Passage fourni:
_ _ _ _

Cela dit, je ne nie pas que certains collègues donnent l'impression d'écouter distraitement les plaidoiries. C'est cependant loin d'être une généralité, et ça va souvent de pair avec, la pratique aidant, une aptitude quasi surnaturelle à faire deux choses en même temps.

Fantômette lui répond à son tour un commentaire très pertinent :

Je ne crois honnêtement pas qu'en deux mois, vous ayez fait le tour de la question.

J'ai pour ma part l'impression de commencer de trouver mes marques au pénal, et j'ai deux ans de barre.

Je vais me permettre de vous donner des conseils que vous choisirez ou non de suivre, sachant de toute évidence qu'il n'y a nulle vertu particulière à poursuivre une activité pénale si l'on ne s'y sent pas à l'aise.

D'abord, cette vieille règle qui veut que "les vieux chevaux passent avant les jeunes baudets" comme aurait dit ma grand-mère, c'est-à-dire les avocats les plus chevronnés avant leurs jeunes confrères, présente l'immense avantage de nous les faire écouter plaider. Croyez-moi, pour certains, ça vaut le détour, et quant à moi, j'ai toujours plaisir à les laisser passer devant moi pour profiter de la leçon.

Personnellement, je trouve en plus que c'est bon pour le moral, mais là c'est subjectif.

Ensuite, un vieux diehard pénaliste m'a donné un jour un conseil très simple, mais qui recadre bien les choses : Le travail, au pénal, c'est le dossier, et le client.

Le dossier, il faut le connaître sur le bout des doigts, et ce n'est pas une figure de style. Mes dossiers au pénal, je les dépouille, je les stabilote, les re-classe, des fois je les mets sous cote, eh oui, j'écris dessus, quand j'en ai fini avec eux, ils ressemblent plus à rien (et personne ne s'y retrouve sauf moi), mais je ne laisse passer aucune approximation de la part de personne sans la remarquer : président, procureur, confrère adverse.

Le client, pareil. Vous ne trouverez pas votre valeur ajoutée sans son aide. Pour commencer, il faut l'écouter beaucoup, beaucoup. Pas seulement sur les faits. Sur lui.

Vous avez un avantage sur le juge : vous avez la possibilité de mieux connaître votre client que lui. Profitez-en. Ce sera utile pour plaider sur la peine, et il faut plaider sur la peine.

Je ne puis qu'applaudir avec enthousiasme aux propos de ma consœur au bonnet à pompon.

_ _ _ _

Tâches à réaliser:
**A.** Dans le passage fourni, combien d'années de barre la personne qui répond dit-elle avoir ?
**B.** Énumérez, s'il vous plaît, toutes les opérations que la personne qui répond dit faire subir à ses dossiers au pénal dans le passage fourni.

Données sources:
_ _ _ _

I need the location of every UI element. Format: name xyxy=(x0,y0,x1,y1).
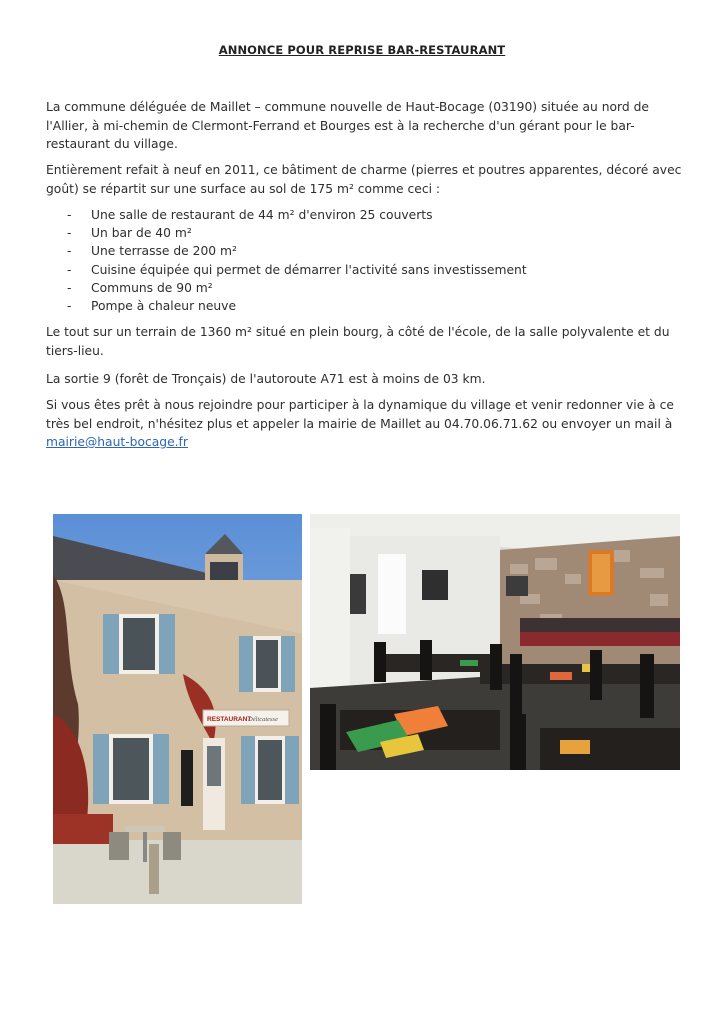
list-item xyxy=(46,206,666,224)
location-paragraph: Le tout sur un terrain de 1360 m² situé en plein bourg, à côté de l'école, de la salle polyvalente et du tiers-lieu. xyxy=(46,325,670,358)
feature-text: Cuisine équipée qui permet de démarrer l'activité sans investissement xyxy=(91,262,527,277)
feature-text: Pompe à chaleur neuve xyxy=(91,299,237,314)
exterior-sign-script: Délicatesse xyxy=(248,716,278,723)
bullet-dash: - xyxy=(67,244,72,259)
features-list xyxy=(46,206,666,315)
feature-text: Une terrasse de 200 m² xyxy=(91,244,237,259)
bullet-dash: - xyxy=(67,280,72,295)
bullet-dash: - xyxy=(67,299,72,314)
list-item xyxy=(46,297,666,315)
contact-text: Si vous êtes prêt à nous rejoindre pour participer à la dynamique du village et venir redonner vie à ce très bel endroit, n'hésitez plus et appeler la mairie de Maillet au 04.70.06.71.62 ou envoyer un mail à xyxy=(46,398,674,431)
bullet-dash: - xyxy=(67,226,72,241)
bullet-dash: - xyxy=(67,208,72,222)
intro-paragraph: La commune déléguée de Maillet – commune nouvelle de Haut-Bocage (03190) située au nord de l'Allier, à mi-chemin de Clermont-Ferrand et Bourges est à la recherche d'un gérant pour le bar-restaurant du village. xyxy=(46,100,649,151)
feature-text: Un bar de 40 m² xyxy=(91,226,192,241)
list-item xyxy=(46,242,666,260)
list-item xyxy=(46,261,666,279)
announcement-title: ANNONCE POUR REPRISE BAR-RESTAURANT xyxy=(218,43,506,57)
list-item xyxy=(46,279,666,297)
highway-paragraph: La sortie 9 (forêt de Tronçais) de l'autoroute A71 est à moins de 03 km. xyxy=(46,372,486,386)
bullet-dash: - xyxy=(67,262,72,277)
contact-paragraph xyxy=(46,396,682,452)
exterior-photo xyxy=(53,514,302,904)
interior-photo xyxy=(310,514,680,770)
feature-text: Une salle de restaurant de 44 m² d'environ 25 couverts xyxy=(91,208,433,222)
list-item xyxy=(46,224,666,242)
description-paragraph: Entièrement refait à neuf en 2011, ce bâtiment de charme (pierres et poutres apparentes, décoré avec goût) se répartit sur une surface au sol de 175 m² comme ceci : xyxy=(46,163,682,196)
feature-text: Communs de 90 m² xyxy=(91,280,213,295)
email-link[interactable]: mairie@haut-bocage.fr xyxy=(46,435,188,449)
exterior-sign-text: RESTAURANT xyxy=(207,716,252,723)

_ _ _ _

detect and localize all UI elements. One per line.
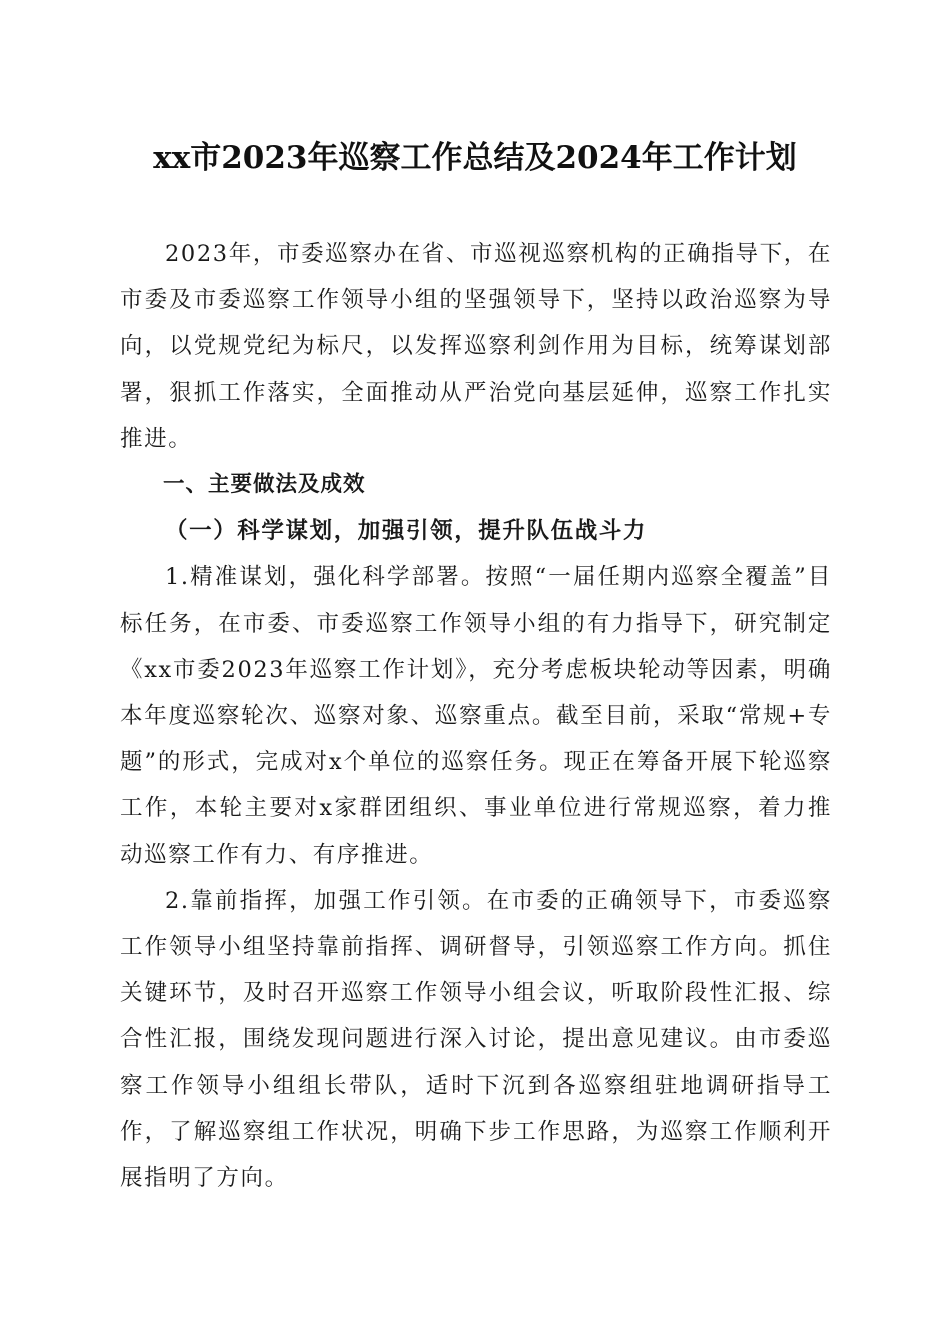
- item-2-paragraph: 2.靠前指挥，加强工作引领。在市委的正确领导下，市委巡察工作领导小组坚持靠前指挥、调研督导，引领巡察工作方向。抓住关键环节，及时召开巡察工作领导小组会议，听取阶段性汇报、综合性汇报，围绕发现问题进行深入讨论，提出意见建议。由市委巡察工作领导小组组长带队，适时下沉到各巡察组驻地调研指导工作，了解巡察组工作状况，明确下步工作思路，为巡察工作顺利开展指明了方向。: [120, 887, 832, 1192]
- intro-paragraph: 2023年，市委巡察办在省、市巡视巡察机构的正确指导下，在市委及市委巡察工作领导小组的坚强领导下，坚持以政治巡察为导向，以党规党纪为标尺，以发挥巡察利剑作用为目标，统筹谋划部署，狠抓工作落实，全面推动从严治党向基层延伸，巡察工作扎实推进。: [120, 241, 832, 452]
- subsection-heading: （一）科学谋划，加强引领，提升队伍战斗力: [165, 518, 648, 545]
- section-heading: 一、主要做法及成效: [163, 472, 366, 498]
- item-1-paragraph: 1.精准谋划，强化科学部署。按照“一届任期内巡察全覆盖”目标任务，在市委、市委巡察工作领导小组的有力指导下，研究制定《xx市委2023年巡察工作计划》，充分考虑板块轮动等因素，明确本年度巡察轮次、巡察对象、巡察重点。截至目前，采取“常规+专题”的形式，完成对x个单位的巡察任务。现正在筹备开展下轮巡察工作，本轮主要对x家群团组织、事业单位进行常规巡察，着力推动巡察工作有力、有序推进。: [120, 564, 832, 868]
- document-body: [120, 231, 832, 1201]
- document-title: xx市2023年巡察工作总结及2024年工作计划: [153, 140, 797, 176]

_ _ _ _

Réponses par tâche:
**A.** Deux ans.

**B.** Les dépouiller, les stabiloter, les re-classer, les mettre sous cote, écrire dessus.